Task data.

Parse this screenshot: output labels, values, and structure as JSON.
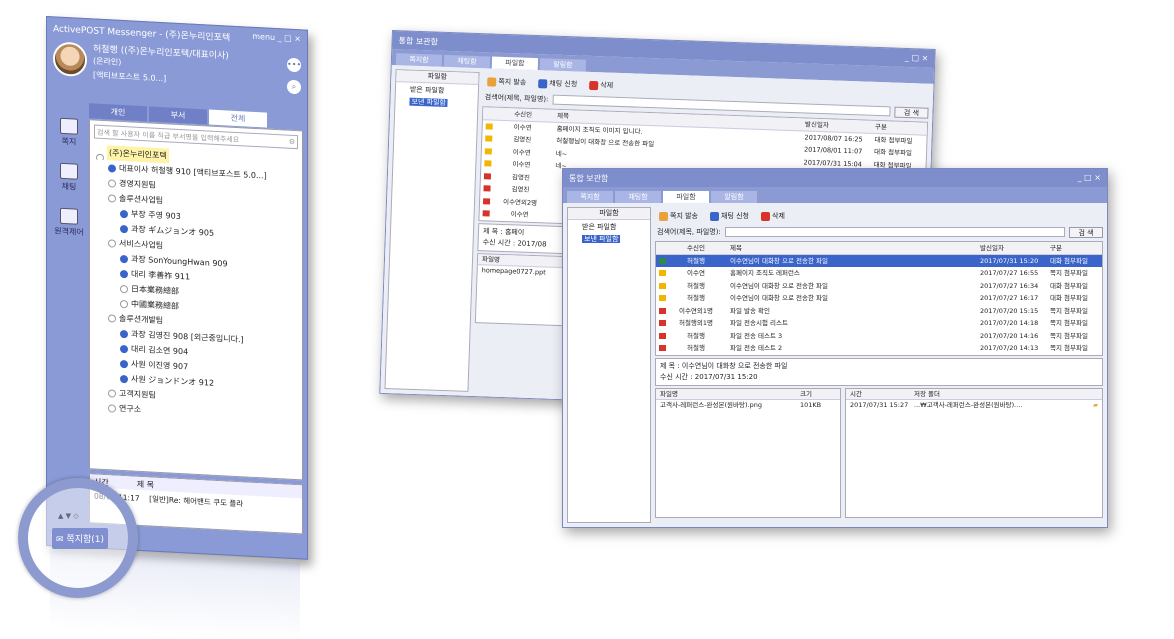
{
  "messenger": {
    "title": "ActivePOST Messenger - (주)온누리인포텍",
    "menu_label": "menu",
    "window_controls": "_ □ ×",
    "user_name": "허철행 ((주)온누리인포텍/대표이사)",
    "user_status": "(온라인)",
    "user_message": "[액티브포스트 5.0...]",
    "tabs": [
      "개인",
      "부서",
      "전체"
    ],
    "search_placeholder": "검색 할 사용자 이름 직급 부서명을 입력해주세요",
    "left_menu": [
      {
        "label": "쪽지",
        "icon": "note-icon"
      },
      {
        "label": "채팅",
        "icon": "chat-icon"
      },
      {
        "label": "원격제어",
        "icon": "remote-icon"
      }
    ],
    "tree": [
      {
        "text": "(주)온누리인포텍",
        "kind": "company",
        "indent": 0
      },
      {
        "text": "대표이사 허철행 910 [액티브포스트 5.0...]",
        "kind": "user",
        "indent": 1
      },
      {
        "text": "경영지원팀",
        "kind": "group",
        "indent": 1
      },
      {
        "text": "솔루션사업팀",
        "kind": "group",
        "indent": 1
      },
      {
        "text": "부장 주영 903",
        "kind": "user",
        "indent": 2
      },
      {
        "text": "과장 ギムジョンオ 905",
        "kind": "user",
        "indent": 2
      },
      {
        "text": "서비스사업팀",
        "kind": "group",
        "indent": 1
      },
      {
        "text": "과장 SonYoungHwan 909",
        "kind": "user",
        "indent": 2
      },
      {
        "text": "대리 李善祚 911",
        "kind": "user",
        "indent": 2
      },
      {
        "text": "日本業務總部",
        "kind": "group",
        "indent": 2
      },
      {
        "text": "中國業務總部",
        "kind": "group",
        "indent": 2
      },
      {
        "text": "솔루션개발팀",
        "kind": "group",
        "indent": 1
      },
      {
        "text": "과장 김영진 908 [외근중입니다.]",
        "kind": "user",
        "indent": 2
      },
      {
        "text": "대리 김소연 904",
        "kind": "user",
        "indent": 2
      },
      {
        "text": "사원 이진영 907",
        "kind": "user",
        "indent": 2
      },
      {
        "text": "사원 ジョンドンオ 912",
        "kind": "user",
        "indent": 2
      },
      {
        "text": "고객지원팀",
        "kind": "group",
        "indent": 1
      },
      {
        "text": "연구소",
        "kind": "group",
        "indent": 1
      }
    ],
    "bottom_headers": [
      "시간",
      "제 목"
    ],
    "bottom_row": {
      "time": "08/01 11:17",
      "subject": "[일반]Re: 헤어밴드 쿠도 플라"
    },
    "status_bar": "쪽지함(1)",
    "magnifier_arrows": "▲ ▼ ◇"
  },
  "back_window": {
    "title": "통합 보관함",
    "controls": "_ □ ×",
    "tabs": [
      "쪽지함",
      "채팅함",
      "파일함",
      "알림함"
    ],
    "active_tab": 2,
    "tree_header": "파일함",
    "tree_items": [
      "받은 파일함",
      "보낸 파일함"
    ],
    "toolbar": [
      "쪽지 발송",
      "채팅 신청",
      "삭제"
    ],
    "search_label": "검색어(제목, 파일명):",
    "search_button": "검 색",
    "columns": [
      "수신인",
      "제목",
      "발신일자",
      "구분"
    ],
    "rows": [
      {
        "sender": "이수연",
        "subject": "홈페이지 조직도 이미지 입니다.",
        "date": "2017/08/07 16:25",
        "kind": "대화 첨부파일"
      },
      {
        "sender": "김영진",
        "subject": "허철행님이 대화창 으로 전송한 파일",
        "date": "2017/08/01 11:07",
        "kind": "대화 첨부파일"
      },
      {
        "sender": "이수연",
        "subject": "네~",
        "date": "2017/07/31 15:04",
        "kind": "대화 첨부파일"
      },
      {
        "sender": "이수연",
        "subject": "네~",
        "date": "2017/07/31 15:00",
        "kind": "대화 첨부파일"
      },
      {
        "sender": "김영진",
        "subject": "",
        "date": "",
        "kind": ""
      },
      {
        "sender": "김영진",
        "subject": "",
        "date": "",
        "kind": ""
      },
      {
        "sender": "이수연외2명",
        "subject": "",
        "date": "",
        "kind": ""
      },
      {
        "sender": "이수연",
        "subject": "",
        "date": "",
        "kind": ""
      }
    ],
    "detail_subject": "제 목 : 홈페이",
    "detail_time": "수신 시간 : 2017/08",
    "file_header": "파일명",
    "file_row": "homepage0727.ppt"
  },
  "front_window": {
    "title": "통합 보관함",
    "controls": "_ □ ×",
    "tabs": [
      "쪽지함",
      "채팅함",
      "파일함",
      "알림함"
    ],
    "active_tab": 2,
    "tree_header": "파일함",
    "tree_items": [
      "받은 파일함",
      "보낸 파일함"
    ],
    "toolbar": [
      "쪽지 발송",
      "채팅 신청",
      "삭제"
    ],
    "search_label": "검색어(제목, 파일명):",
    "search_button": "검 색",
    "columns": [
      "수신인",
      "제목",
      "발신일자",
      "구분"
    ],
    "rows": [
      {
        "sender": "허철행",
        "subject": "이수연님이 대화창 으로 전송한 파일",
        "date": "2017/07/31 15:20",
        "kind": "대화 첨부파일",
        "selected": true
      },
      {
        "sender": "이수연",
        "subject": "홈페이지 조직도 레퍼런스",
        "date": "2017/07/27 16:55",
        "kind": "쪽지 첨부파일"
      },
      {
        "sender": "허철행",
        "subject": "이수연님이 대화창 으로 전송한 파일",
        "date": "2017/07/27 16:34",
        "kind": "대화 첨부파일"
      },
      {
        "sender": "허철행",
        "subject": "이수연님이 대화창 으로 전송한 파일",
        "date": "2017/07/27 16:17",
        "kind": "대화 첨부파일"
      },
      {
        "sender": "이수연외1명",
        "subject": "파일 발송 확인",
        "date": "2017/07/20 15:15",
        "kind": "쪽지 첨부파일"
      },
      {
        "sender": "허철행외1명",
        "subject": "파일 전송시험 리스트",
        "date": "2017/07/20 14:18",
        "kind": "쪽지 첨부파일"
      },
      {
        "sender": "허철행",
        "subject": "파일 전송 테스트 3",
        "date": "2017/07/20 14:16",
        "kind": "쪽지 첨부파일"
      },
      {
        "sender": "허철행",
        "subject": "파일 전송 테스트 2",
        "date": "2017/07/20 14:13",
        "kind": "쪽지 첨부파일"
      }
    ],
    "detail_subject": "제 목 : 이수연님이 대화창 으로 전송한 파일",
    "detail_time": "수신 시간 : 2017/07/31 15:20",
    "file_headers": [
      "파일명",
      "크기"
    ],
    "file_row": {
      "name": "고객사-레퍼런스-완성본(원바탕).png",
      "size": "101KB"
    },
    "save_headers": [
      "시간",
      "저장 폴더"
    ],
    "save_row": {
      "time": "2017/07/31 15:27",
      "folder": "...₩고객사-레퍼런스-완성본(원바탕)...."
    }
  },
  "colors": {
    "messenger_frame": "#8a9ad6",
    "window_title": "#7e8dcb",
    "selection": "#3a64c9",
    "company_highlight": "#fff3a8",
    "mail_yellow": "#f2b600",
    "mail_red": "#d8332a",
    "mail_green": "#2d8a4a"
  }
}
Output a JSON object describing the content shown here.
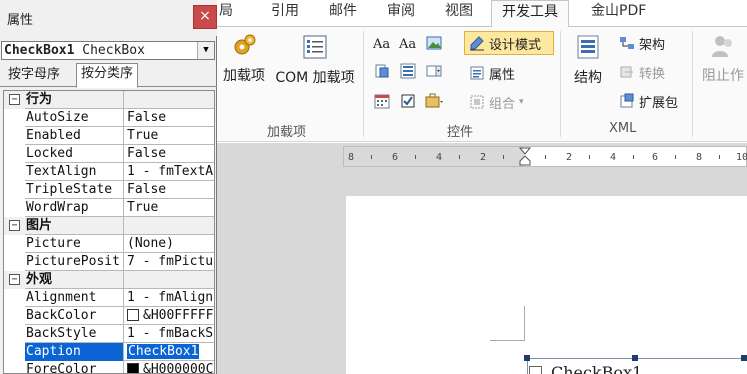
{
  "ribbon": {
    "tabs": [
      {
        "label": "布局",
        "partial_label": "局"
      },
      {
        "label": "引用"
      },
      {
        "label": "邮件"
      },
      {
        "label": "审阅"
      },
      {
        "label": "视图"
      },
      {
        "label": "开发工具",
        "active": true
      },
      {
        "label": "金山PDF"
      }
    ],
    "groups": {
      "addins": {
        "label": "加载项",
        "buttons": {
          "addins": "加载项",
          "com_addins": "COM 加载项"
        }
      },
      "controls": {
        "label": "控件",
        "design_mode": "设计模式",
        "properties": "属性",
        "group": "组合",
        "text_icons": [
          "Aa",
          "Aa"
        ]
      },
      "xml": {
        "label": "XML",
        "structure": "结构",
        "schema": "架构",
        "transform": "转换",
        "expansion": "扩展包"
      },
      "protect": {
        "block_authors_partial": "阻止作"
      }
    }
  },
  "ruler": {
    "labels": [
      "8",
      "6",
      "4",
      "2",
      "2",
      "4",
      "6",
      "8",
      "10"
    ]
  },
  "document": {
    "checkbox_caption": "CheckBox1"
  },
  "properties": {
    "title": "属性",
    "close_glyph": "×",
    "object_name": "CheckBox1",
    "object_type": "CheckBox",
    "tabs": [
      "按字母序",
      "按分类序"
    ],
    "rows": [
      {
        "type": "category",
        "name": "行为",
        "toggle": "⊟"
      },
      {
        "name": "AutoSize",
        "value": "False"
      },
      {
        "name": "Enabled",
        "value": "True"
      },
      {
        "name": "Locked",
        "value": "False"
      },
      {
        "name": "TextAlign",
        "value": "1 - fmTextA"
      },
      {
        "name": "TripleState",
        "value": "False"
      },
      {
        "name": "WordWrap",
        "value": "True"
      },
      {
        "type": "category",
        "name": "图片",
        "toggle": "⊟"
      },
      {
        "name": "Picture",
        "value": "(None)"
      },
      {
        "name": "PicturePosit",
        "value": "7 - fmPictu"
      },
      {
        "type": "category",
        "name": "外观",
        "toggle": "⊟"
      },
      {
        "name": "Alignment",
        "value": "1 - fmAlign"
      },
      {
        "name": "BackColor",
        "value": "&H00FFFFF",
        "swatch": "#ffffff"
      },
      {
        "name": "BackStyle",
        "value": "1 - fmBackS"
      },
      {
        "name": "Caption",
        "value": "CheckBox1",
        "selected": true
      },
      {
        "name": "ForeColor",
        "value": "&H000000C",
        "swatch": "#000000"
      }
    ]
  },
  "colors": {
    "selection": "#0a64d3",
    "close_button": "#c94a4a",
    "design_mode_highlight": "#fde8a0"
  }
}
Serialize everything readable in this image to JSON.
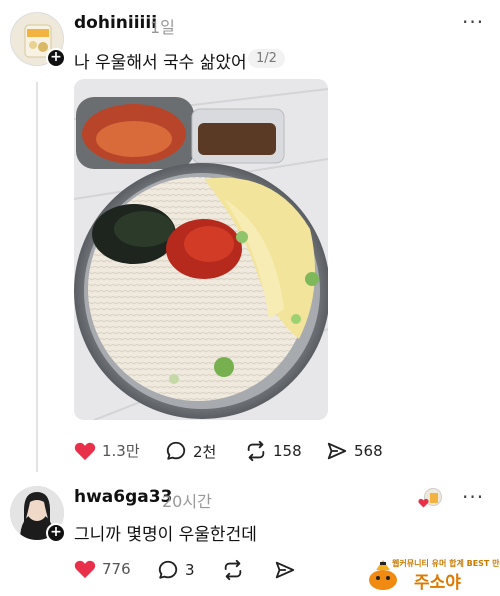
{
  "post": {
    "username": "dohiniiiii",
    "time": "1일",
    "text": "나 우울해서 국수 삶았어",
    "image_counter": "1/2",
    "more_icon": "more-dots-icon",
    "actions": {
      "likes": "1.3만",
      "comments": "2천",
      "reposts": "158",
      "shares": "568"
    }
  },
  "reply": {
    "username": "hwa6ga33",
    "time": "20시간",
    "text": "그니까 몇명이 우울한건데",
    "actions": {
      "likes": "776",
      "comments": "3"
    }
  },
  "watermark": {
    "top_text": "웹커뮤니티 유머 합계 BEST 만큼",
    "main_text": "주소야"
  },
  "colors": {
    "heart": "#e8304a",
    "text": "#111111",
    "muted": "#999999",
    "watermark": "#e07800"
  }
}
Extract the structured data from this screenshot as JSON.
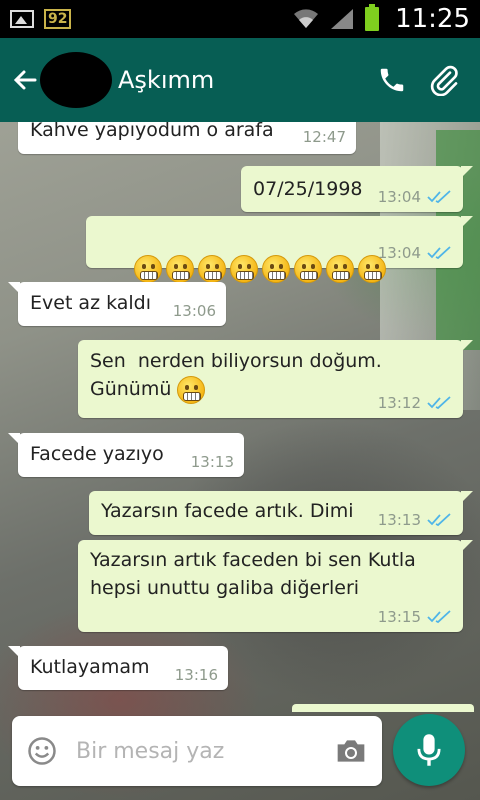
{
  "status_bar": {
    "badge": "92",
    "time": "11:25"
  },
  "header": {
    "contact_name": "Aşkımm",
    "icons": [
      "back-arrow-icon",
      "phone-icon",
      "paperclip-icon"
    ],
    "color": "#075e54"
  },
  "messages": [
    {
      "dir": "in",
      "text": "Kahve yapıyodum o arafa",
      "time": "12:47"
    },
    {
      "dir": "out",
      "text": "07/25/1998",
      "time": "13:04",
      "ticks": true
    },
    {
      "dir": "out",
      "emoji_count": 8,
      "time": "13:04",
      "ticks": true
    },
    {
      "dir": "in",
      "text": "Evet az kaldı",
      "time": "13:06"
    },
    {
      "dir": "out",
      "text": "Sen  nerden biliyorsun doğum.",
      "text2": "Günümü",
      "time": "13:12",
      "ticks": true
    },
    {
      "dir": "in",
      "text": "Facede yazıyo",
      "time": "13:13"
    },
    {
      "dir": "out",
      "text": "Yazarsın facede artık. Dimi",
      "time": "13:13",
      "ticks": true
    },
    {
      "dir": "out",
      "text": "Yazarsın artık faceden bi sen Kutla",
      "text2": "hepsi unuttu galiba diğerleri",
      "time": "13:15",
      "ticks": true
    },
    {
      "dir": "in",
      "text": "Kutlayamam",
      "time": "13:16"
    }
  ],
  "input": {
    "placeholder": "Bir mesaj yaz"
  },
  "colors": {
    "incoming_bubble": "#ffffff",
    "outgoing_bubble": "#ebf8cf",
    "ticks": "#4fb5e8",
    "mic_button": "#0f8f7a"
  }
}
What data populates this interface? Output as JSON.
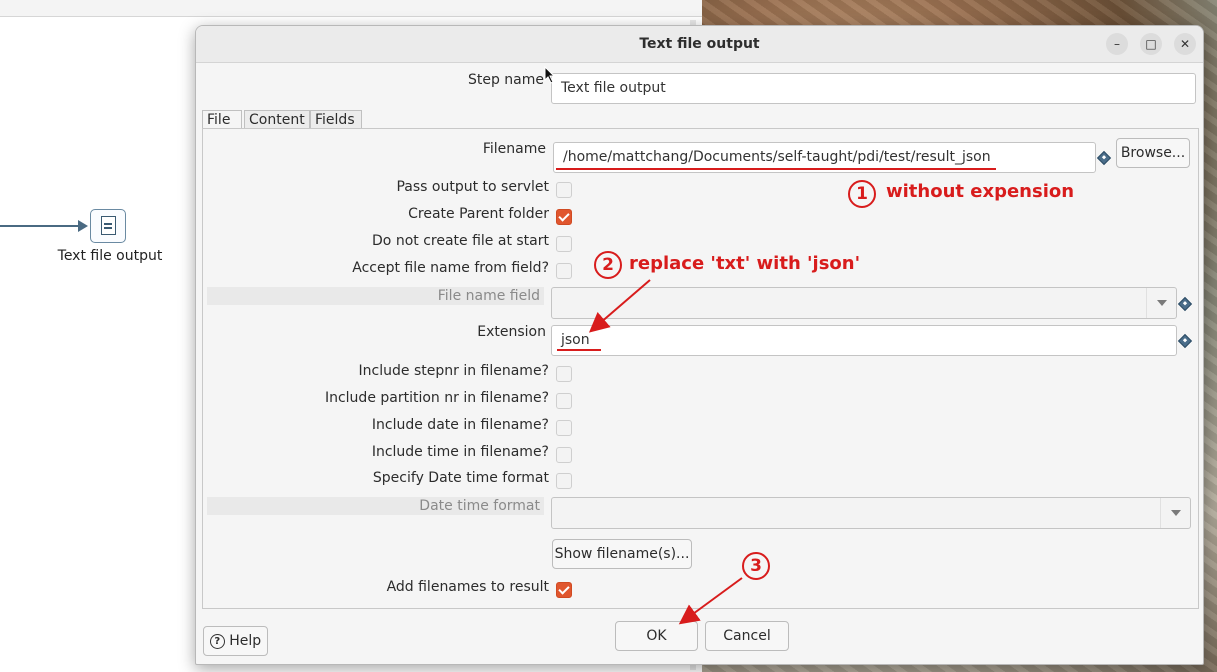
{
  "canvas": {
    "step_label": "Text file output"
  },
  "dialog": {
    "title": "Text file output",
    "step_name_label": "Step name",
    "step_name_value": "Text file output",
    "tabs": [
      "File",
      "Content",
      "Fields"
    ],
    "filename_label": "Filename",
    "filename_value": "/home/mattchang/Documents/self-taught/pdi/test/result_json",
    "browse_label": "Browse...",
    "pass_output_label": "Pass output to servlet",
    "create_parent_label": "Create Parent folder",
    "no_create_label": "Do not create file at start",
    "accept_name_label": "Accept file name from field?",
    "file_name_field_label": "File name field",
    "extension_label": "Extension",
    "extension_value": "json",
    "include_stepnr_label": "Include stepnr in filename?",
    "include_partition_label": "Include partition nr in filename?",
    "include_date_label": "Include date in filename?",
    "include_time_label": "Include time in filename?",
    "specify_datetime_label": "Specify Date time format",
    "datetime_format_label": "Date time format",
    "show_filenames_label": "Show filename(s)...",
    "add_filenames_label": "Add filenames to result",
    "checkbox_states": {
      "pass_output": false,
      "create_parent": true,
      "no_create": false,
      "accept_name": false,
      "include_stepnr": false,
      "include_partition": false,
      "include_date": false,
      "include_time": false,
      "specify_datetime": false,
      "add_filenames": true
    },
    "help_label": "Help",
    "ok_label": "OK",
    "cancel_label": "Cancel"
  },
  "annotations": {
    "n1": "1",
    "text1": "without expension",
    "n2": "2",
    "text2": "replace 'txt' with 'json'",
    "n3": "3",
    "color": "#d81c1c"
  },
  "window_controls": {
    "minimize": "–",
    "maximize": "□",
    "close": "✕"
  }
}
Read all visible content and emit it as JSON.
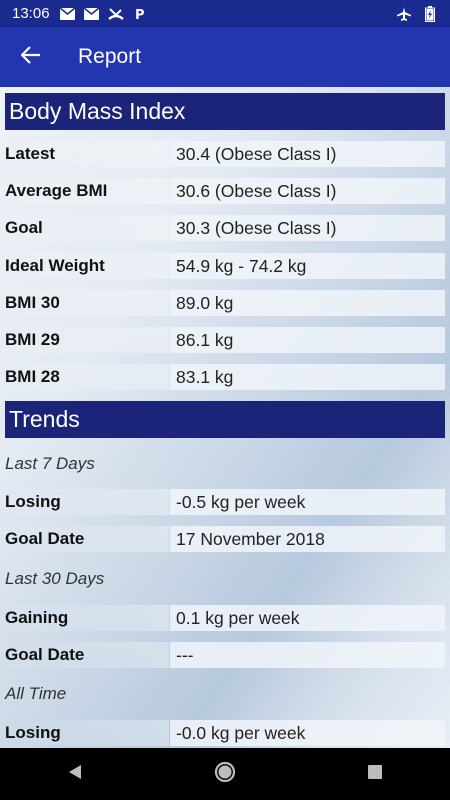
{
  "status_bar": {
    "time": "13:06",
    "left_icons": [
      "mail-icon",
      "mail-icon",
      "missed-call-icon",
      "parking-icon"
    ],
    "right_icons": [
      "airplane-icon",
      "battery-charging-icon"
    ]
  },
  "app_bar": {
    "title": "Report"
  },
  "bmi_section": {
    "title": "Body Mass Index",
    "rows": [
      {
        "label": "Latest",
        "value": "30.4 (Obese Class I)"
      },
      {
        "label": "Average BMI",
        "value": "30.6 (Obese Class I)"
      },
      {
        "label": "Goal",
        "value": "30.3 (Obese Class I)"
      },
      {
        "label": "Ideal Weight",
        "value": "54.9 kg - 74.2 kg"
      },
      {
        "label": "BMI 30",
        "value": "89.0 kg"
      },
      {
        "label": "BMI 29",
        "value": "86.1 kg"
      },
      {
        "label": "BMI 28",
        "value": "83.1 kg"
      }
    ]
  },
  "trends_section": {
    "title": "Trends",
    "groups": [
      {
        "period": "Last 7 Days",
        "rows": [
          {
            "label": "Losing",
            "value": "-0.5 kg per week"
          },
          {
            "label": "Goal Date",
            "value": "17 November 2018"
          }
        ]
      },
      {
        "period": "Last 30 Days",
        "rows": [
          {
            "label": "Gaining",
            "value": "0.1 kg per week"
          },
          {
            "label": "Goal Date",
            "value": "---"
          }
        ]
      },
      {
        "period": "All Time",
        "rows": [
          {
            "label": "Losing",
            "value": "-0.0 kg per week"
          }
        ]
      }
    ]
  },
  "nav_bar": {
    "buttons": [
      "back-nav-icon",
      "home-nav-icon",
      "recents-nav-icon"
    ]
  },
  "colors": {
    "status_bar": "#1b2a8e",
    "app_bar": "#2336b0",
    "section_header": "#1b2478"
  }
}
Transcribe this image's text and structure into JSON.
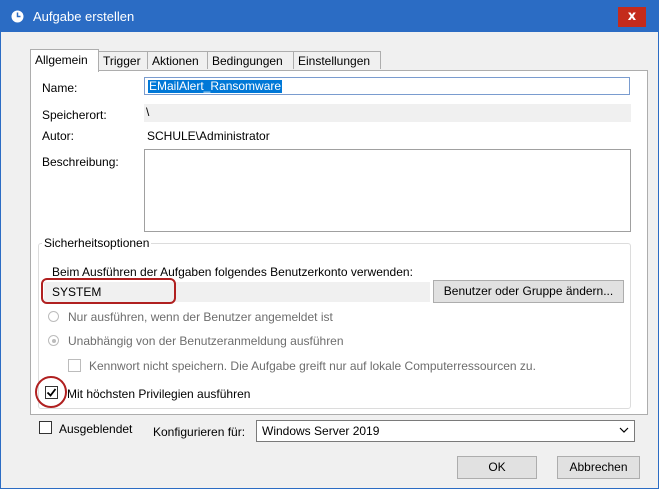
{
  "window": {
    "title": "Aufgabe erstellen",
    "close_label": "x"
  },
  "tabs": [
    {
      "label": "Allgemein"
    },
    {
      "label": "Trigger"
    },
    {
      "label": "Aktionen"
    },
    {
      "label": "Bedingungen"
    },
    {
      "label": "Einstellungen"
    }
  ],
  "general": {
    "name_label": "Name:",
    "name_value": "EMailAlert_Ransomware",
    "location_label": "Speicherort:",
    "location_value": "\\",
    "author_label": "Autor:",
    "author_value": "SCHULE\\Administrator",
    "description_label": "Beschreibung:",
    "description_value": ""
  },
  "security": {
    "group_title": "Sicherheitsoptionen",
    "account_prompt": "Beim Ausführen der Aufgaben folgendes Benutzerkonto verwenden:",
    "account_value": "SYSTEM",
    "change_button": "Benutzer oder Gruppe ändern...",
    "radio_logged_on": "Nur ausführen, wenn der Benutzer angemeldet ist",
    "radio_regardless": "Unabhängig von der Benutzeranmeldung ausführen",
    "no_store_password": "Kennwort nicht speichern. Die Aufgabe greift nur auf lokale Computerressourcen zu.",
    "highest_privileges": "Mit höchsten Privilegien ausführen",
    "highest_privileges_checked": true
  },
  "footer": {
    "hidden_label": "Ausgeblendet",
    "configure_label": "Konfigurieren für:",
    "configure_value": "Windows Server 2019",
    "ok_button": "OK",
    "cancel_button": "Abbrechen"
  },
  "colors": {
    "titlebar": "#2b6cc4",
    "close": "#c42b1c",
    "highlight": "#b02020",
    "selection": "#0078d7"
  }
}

What this task involves. Report the number of lines in the listing above that include the word "artık", and nothing else.

Worked answer. 2